Most LXD clusters we’re seeing right now have been under 10 members.

At that scale, we’re not seeing any real problem and we have seen such clusters host over 10000 containers just fine, keeping network chatter to an acceptable level and not getting too slow with that kind of load.

But to get a better sense of potential bottlenecks in LXD when it comes to growing the cluster, we want to test a much larger cluster, ideally one of up to 100 members with 100 containers on each for a total of 10000 containers.

Setup

For this scale testing, I’m using Google Compute instances, each with 4 vCPUs and 16GB of RAM. I’m attaching a local NVME drive to each which will run ZFS for local storage. This cluster doesn’t have clustered storage enabled.

For networking, I’m using the normal instance subnet for cluster communications, API clients and container networking. The containers are running on a Fan bridge, giving each cluster member capacity for up to 254 containers.

(Image element box records)
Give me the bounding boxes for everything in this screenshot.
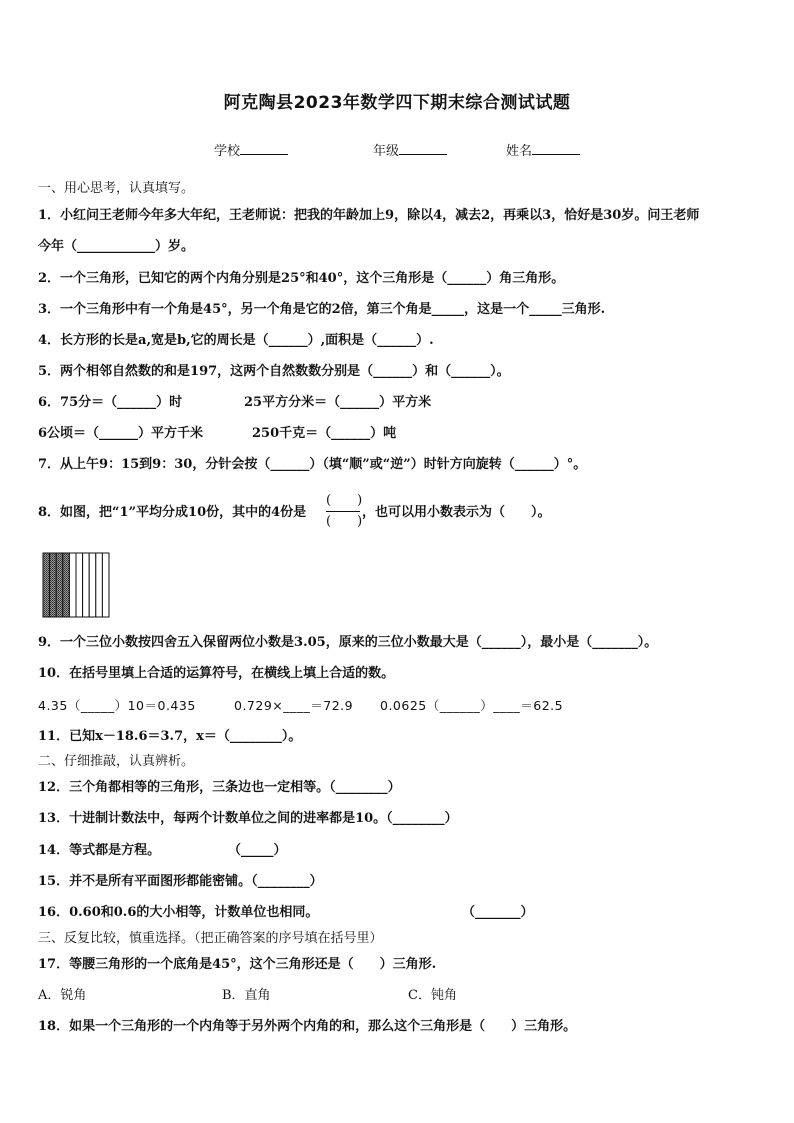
grade-field (373, 140, 447, 159)
name-field (506, 140, 580, 159)
question-4: 4．长方形的长是a,宽是b,它的周长是（______）,面积是（______）. (38, 333, 434, 348)
question-17-option-a: A．锐角 (38, 988, 87, 1003)
question-2: 2．一个三角形，已知它的两个内角分别是25°和40°，这个三角形是（______）角三角形。 (38, 271, 565, 286)
question-10-part-a: 4.35（_____）10＝0.435 (38, 698, 196, 713)
question-10-part-c: 0.0625（______）____＝62.5 (380, 698, 564, 713)
name-label: 姓名 (506, 144, 533, 159)
question-7: 7．从上午9：15到9：30，分针会按（______）（填“顺”或“逆”）时针方向旋转（______）°。 (38, 457, 587, 472)
question-8-after: ，也可以用小数表示为（ ）。 (362, 505, 551, 520)
figure-strips (43, 553, 109, 617)
question-5: 5．两个相邻自然数的和是197，这两个自然数数分别是（______）和（______）。 (38, 364, 510, 379)
question-13: 13．十进制计数法中，每两个计数单位之间的进率都是10。（________） (38, 811, 458, 826)
name-blank[interactable] (532, 142, 580, 155)
question-1-line-2: 今年（____________）岁。 (38, 239, 195, 254)
question-16: 16．0.60和0.6的大小相等，计数单位也相同。 (38, 905, 319, 920)
question-17-option-c: C．钝角 (408, 988, 457, 1003)
question-14: 14．等式都是方程。 (38, 843, 161, 858)
blank-strip (69, 553, 76, 617)
question-6-part-b: 25平方分米＝（______）平方米 (244, 395, 432, 410)
blank-strip (76, 553, 83, 617)
section-3-heading: 三、反复比较，慎重选择。（把正确答案的序号填在括号里） (38, 931, 383, 946)
question-14-answer: （_____） (228, 843, 287, 858)
blank-strip (96, 553, 103, 617)
shaded-strip (63, 553, 70, 617)
section-2-heading: 二、仔细推敲，认真辨析。 (38, 754, 195, 769)
fraction-bar (326, 511, 360, 512)
shaded-strip (50, 553, 57, 617)
question-8-fraction (326, 492, 363, 531)
school-field (214, 140, 288, 159)
question-17-option-b: B．直角 (222, 988, 271, 1003)
school-blank[interactable] (240, 142, 288, 155)
grade-blank[interactable] (399, 142, 447, 155)
fraction-numerator[interactable]: ( ) (326, 493, 363, 508)
question-18: 18．如果一个三角形的一个内角等于另外两个内角的和，那么这个三角形是（ ）三角形。 (38, 1019, 577, 1034)
question-11: 11．已知x－18.6＝3.7，x＝（________）。 (38, 729, 302, 744)
fraction-denominator[interactable]: ( ) (326, 514, 363, 529)
question-10: 10．在括号里填上合适的运算符号，在横线上填上合适的数。 (38, 666, 395, 681)
question-3: 3．一个三角形中有一个角是45°，另一个角是它的2倍，第三个角是_____，这是一个_____三角形. (38, 302, 606, 317)
school-label: 学校 (214, 144, 241, 159)
shaded-strip (56, 553, 63, 617)
blank-strip (83, 553, 90, 617)
question-10-part-b: 0.729×____＝72.9 (234, 698, 354, 713)
question-6-part-c: 6公顷＝（______）平方千米 (38, 426, 204, 441)
question-6-part-d: 250千克＝（______）吨 (252, 426, 397, 441)
question-17: 17．等腰三角形的一个底角是45°，这个三角形还是（ ）三角形. (38, 957, 437, 972)
question-8-before: 8．如图，把“1”平均分成10份，其中的4份是 (38, 505, 307, 520)
question-12: 12．三个角都相等的三角形，三条边也一定相等。（________） (38, 780, 401, 795)
shaded-strip (43, 553, 50, 617)
ten-parts-figure (42, 552, 110, 618)
question-16-answer: （_______） (462, 905, 534, 920)
question-6-part-a: 6．75分＝（______）时 (38, 395, 183, 410)
section-1-heading: 一、用心思考，认真填写。 (38, 181, 195, 196)
question-1-line-1: 1．小红问王老师今年多大年纪，王老师说：把我的年龄加上9，除以4，减去2，再乘以3，恰好是30岁。问王老师 (38, 208, 700, 223)
page-title: 阿克陶县2023年数学四下期末综合测试试题 (223, 93, 571, 113)
question-9: 9．一个三位小数按四舍五入保留两位小数是3.05，原来的三位小数最大是（______），最小是（_______）。 (38, 635, 658, 650)
blank-strip (89, 553, 96, 617)
blank-strip (102, 553, 109, 617)
grade-label: 年级 (373, 144, 400, 159)
question-15: 15．并不是所有平面图形都能密铺。（________） (38, 874, 323, 889)
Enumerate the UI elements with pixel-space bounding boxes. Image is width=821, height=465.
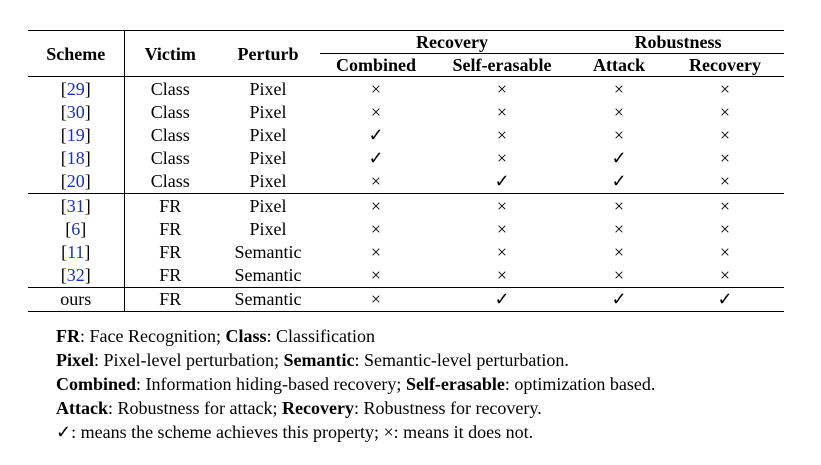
note-description: ✓: means the scheme achieves this property; ×: means it does not. xyxy=(56,421,534,442)
table-row xyxy=(28,100,784,123)
combined-cell: ✓ xyxy=(368,148,384,169)
table-row xyxy=(28,287,784,311)
table-row xyxy=(28,240,784,263)
recovery-cell: × xyxy=(666,193,784,217)
note-description: : Robustness for recovery. xyxy=(353,397,542,418)
self-erasable-cell: × xyxy=(496,124,508,145)
perturb-cell: Pixel xyxy=(249,218,287,239)
attack-cell: ✓ xyxy=(611,148,627,169)
perturb-cell: Semantic xyxy=(234,241,302,262)
header-attack: Attack xyxy=(593,55,645,75)
scheme-cell: [31] xyxy=(28,193,124,217)
note-term: Attack xyxy=(56,397,108,418)
recovery-cell: × xyxy=(719,265,731,286)
perturb-cell: Semantic xyxy=(216,287,320,311)
recovery-cell: × xyxy=(719,124,731,145)
note-line xyxy=(56,324,784,348)
victim-cell: FR xyxy=(159,265,182,286)
citation-link[interactable]: 31 xyxy=(66,195,85,216)
attack-cell: × xyxy=(613,265,625,286)
self-erasable-cell: × xyxy=(496,148,508,169)
scheme-cell: [6] xyxy=(28,217,124,240)
victim-cell: FR xyxy=(159,241,182,262)
note-term: Recovery xyxy=(281,397,354,418)
combined-cell: × xyxy=(370,265,382,286)
header-recovery-group: Recovery xyxy=(320,31,572,54)
note-description: : Robustness for attack; xyxy=(108,397,282,418)
combined-cell: ✓ xyxy=(368,124,384,145)
recovery-cell: × xyxy=(719,148,731,169)
attack-cell: × xyxy=(613,124,625,145)
victim-cell: Class xyxy=(150,124,190,145)
self-erasable-cell: × xyxy=(496,101,508,122)
scheme-cell: [30] xyxy=(28,100,124,123)
note-description: : optimization based. xyxy=(504,373,656,394)
note-description: : Classification xyxy=(266,325,375,346)
note-term: Pixel xyxy=(56,349,94,370)
note-description: : Pixel-level perturbation; xyxy=(94,349,284,370)
note-description: : Semantic-level perturbation. xyxy=(354,349,569,370)
note-term: Self-erasable xyxy=(405,373,505,394)
attack-cell: ✓ xyxy=(611,171,627,192)
table-row xyxy=(28,123,784,146)
victim-cell: Class xyxy=(150,171,190,192)
note-term: FR xyxy=(56,325,80,346)
victim-cell: FR xyxy=(124,287,216,311)
perturb-cell: Pixel xyxy=(216,193,320,217)
citation-link[interactable]: 6 xyxy=(71,218,81,239)
self-erasable-cell: × xyxy=(496,265,508,286)
attack-cell: × xyxy=(613,241,625,262)
combined-cell: × xyxy=(320,287,432,311)
combined-cell: × xyxy=(320,77,432,101)
note-term: Semantic xyxy=(283,349,355,370)
scheme-label: ours xyxy=(60,289,92,310)
self-erasable-cell: ✓ xyxy=(432,287,572,311)
citation-link[interactable]: 11 xyxy=(67,241,85,262)
header-combined: Combined xyxy=(335,55,416,75)
perturb-cell: Pixel xyxy=(249,171,287,192)
note-description: : Information hiding-based recovery; xyxy=(136,373,406,394)
table-row xyxy=(28,77,784,101)
perturb-cell: Pixel xyxy=(249,124,287,145)
citation-link[interactable]: 20 xyxy=(66,171,85,192)
recovery-cell: ✓ xyxy=(666,287,784,311)
citation-link[interactable]: 32 xyxy=(66,265,85,286)
combined-cell: × xyxy=(370,101,382,122)
attack-cell: ✓ xyxy=(572,287,666,311)
header-perturb: Perturb xyxy=(216,31,320,77)
self-erasable-cell: × xyxy=(432,193,572,217)
combined-cell: × xyxy=(370,218,382,239)
scheme-cell xyxy=(28,287,124,311)
table-row xyxy=(28,147,784,170)
perturb-cell: Pixel xyxy=(249,101,287,122)
self-erasable-cell: × xyxy=(496,218,508,239)
scheme-cell: [18] xyxy=(28,147,124,170)
note-term: Combined xyxy=(56,373,137,394)
note-line xyxy=(56,396,784,420)
recovery-cell: × xyxy=(719,218,731,239)
victim-cell: Class xyxy=(150,101,190,122)
citation-link[interactable]: 18 xyxy=(66,148,85,169)
scheme-cell: [32] xyxy=(28,264,124,288)
scheme-cell: [11] xyxy=(28,240,124,263)
combined-cell: × xyxy=(370,241,382,262)
attack-cell: × xyxy=(613,218,625,239)
attack-cell: × xyxy=(572,77,666,101)
attack-cell: × xyxy=(572,193,666,217)
recovery-cell: × xyxy=(719,241,731,262)
note-line xyxy=(56,420,784,444)
citation-link[interactable]: 30 xyxy=(66,101,85,122)
comparison-table xyxy=(28,30,784,312)
recovery-cell: × xyxy=(666,77,784,101)
table-row xyxy=(28,264,784,288)
attack-cell: × xyxy=(613,101,625,122)
victim-cell: Class xyxy=(124,77,216,101)
combined-cell: × xyxy=(320,193,432,217)
header-victim: Victim xyxy=(124,31,216,77)
perturb-cell: Pixel xyxy=(216,77,320,101)
note-line xyxy=(56,372,784,396)
header-robustness-group: Robustness xyxy=(572,31,784,54)
scheme-cell: [20] xyxy=(28,170,124,194)
recovery-cell: × xyxy=(719,101,731,122)
comparison-table-container xyxy=(28,30,784,444)
note-description: : Face Recognition; xyxy=(80,325,226,346)
header-self-erasable: Self-erasable xyxy=(452,55,552,75)
table-row xyxy=(28,193,784,217)
header-scheme: Scheme xyxy=(28,31,124,77)
combined-cell: × xyxy=(370,171,382,192)
table-row xyxy=(28,170,784,194)
victim-cell: FR xyxy=(124,193,216,217)
self-erasable-cell: × xyxy=(496,241,508,262)
citation-link[interactable]: 19 xyxy=(66,124,85,145)
table-row xyxy=(28,217,784,240)
note-term: Class xyxy=(225,325,267,346)
self-erasable-cell: ✓ xyxy=(494,171,510,192)
scheme-cell: [29] xyxy=(28,77,124,101)
scheme-cell: [19] xyxy=(28,123,124,146)
table-notes xyxy=(56,324,784,444)
note-line xyxy=(56,348,784,372)
table-body xyxy=(28,77,784,312)
victim-cell: FR xyxy=(159,218,182,239)
header-recovery: Recovery xyxy=(689,55,761,75)
perturb-cell: Pixel xyxy=(249,148,287,169)
citation-link[interactable]: 29 xyxy=(66,78,85,99)
self-erasable-cell: × xyxy=(432,77,572,101)
recovery-cell: × xyxy=(719,171,731,192)
perturb-cell: Semantic xyxy=(234,265,302,286)
victim-cell: Class xyxy=(150,148,190,169)
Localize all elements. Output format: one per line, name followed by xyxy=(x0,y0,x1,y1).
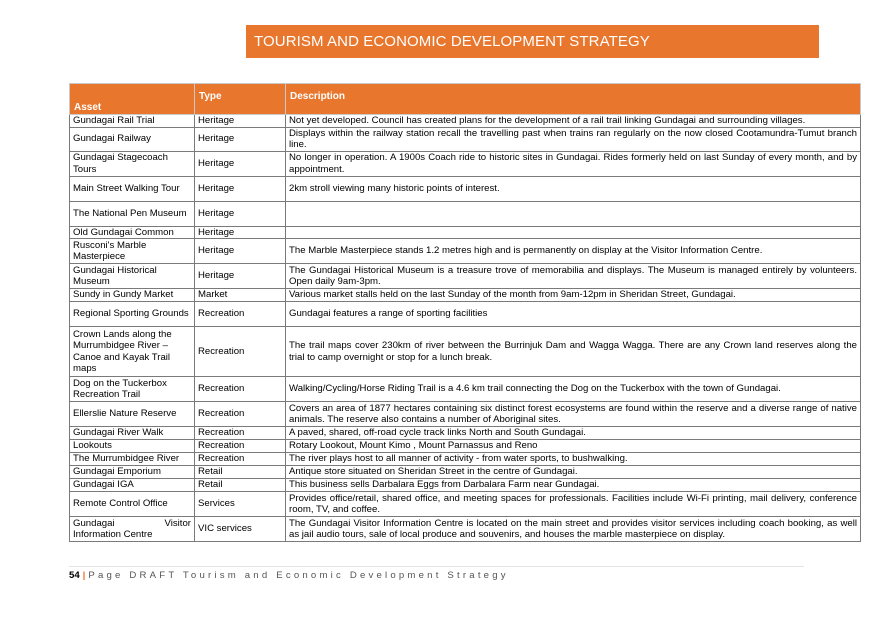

**WRITTEN PROBLEM**:
Copy out the full passage on LXD cluster scale testing, word for word.

**RESPONSE TO THE TASK**:
Most LXD clusters we’re seeing right now have been under 10 members.

At that scale, we’re not seeing any real problem and we have seen such clusters host over 10000 containers just fine, keeping network chatter to an acceptable level and not getting too slow with that kind of load.

But to get a better sense of potential bottlenecks in LXD when it comes to growing the cluster, we want to test a much larger cluster, ideally one of up to 100 members with 100 containers on each for a total of 10000 containers.

Setup

For this scale testing, I’m using Google Compute instances, each with 4 vCPUs and 16GB of RAM. I’m attaching a local NVME drive to each which will run ZFS for local storage. This cluster doesn’t have clustered storage enabled.

For networking, I’m using the normal instance subnet for cluster communications, API clients and container networking. The containers are running on a Fan bridge, giving each cluster member capacity for up to 254 containers.